EXTRACTED MATERIAL:
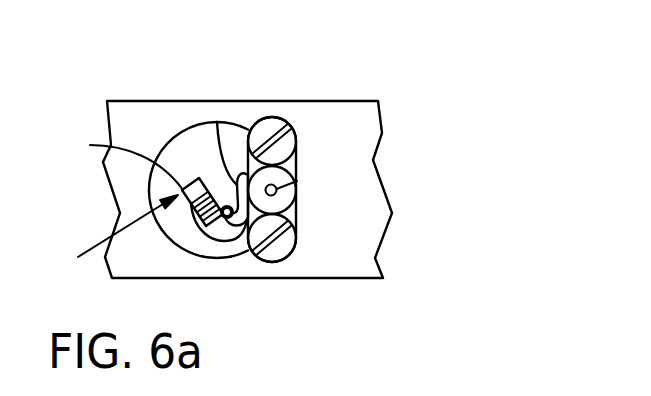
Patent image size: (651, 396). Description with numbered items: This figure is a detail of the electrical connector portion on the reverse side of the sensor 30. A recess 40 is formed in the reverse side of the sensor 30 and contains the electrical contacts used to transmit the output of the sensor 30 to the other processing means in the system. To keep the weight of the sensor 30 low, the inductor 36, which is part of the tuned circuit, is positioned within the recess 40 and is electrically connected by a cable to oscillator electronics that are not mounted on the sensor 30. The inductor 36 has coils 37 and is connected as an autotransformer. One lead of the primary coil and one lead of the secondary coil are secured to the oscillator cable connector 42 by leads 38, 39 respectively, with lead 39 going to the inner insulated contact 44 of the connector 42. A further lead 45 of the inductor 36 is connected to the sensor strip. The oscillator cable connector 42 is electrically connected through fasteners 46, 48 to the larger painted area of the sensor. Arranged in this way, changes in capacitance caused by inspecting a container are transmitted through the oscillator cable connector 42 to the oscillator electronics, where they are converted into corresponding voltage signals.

The sensor 30 is at (352, 100).
The inductor 36 is at (111, 234).
The coils 37 is at (207, 227).
The lead 38 is at (217, 122).
The lead 39 is at (219, 232).
The recess 40 is at (180, 128).
The oscillator cable connector 42 is at (289, 197).
The inner insulated contact 44 is at (297, 181).
The lead 45 is at (122, 162).
The fastener 46 is at (266, 128).
The fastener 48 is at (277, 252).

GOAL: Copy the records above word for word, leaving out the picture.

TASK SOLUTION:
Patent image size: (651, 396). Description with numbered items: This figure is a detail of the electrical connector portion on the reverse side of the sensor 30. A recess 40 is formed in the reverse side of the sensor 30 and contains the electrical contacts used to transmit the output of the sensor 30 to the other processing means in the system. To keep the weight of the sensor 30 low, the inductor 36, which is part of the tuned circuit, is positioned within the recess 40 and is electrically connected by a cable to oscillator electronics that are not mounted on the sensor 30. The inductor 36 has coils 37 and is connected as an autotransformer. One lead of the primary coil and one lead of the secondary coil are secured to the oscillator cable connector 42 by leads 38, 39 respectively, with lead 39 going to the inner insulated contact 44 of the connector 42. A further lead 45 of the inductor 36 is connected to the sensor strip. The oscillator cable connector 42 is electrically connected through fasteners 46, 48 to the larger painted area of the sensor. Arranged in this way, changes in capacitance caused by inspecting a container are transmitted through the oscillator cable connector 42 to the oscillator electronics, where they are converted into corresponding voltage signals.

The sensor 30 is at (352, 100).
The inductor 36 is at (111, 234).
The coils 37 is at (207, 227).
The lead 38 is at (217, 122).
The lead 39 is at (219, 232).
The recess 40 is at (180, 128).
The oscillator cable connector 42 is at (289, 197).
The inner insulated contact 44 is at (297, 181).
The lead 45 is at (122, 162).
The fastener 46 is at (266, 128).
The fastener 48 is at (277, 252).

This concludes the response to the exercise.